Task input
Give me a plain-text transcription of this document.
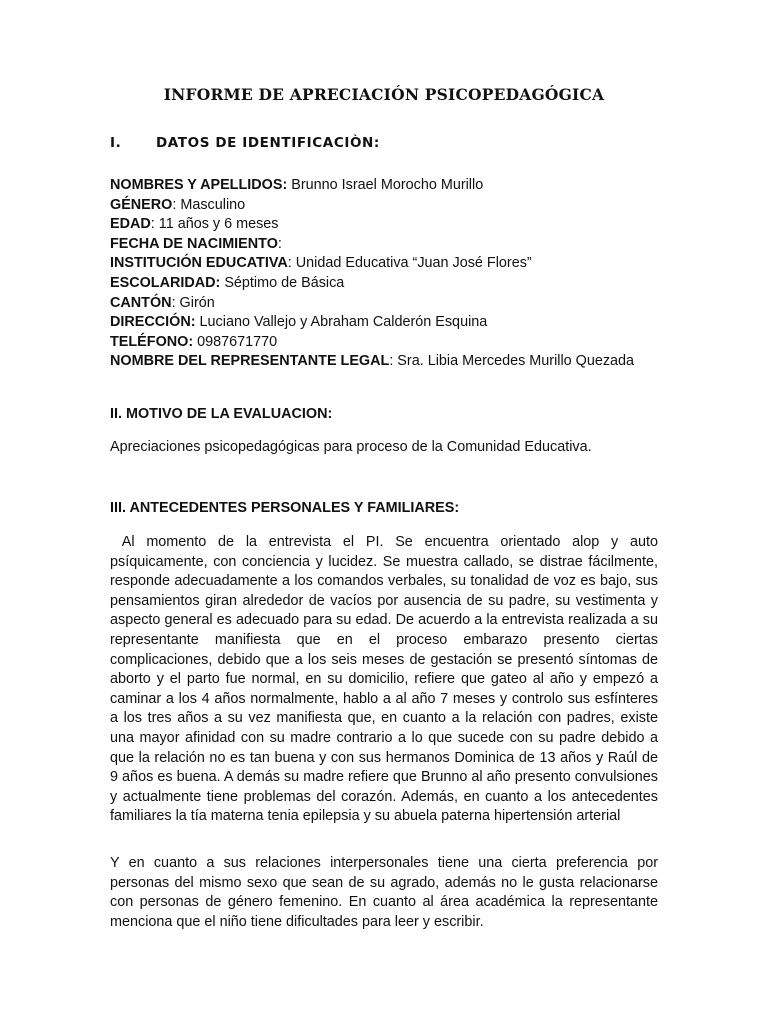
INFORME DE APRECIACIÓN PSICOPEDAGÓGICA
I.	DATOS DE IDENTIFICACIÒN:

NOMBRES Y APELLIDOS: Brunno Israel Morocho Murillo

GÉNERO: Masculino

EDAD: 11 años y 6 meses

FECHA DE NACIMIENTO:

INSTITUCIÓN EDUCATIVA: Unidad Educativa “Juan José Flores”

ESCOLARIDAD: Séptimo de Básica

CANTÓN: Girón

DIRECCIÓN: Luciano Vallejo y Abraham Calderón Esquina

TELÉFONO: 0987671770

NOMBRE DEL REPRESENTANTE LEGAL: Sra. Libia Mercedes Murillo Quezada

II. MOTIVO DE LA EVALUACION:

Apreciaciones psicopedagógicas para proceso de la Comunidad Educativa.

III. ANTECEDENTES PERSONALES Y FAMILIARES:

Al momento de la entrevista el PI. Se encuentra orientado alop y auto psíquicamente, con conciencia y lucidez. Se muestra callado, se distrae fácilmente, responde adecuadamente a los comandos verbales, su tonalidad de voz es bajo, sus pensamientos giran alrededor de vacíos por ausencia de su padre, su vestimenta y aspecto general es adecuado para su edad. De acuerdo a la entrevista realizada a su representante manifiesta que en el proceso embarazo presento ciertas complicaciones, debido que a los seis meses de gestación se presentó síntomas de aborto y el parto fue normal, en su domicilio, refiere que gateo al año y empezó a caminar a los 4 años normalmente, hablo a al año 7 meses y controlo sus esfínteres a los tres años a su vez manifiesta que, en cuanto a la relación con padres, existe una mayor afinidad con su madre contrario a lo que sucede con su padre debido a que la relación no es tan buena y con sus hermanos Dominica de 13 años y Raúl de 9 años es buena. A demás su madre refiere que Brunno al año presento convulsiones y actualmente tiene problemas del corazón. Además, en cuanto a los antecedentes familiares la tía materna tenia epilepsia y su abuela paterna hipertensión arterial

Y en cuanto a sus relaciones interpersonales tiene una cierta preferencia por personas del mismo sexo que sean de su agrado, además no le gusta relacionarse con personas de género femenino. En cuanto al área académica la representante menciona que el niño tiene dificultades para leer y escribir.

Job
Restate the whole listing above exactly, please, omitting every image.

Answer to this task
Give me a plain-text transcription of this document.
INFORME DE APRECIACIÓN PSICOPEDAGÓGICA
I.	DATOS DE IDENTIFICACIÒN:

NOMBRES Y APELLIDOS: Brunno Israel Morocho Murillo

GÉNERO: Masculino

EDAD: 11 años y 6 meses

FECHA DE NACIMIENTO:

INSTITUCIÓN EDUCATIVA: Unidad Educativa “Juan José Flores”

ESCOLARIDAD: Séptimo de Básica

CANTÓN: Girón

DIRECCIÓN: Luciano Vallejo y Abraham Calderón Esquina

TELÉFONO: 0987671770

NOMBRE DEL REPRESENTANTE LEGAL: Sra. Libia Mercedes Murillo Quezada

II. MOTIVO DE LA EVALUACION:

Apreciaciones psicopedagógicas para proceso de la Comunidad Educativa.

III. ANTECEDENTES PERSONALES Y FAMILIARES:

Al momento de la entrevista el PI. Se encuentra orientado alop y auto psíquicamente, con conciencia y lucidez. Se muestra callado, se distrae fácilmente, responde adecuadamente a los comandos verbales, su tonalidad de voz es bajo, sus pensamientos giran alrededor de vacíos por ausencia de su padre, su vestimenta y aspecto general es adecuado para su edad. De acuerdo a la entrevista realizada a su representante manifiesta que en el proceso embarazo presento ciertas complicaciones, debido que a los seis meses de gestación se presentó síntomas de aborto y el parto fue normal, en su domicilio, refiere que gateo al año y empezó a caminar a los 4 años normalmente, hablo a al año 7 meses y controlo sus esfínteres a los tres años a su vez manifiesta que, en cuanto a la relación con padres, existe una mayor afinidad con su madre contrario a lo que sucede con su padre debido a que la relación no es tan buena y con sus hermanos Dominica de 13 años y Raúl de 9 años es buena. A demás su madre refiere que Brunno al año presento convulsiones y actualmente tiene problemas del corazón. Además, en cuanto a los antecedentes familiares la tía materna tenia epilepsia y su abuela paterna hipertensión arterial

Y en cuanto a sus relaciones interpersonales tiene una cierta preferencia por personas del mismo sexo que sean de su agrado, además no le gusta relacionarse con personas de género femenino. En cuanto al área académica la representante menciona que el niño tiene dificultades para leer y escribir.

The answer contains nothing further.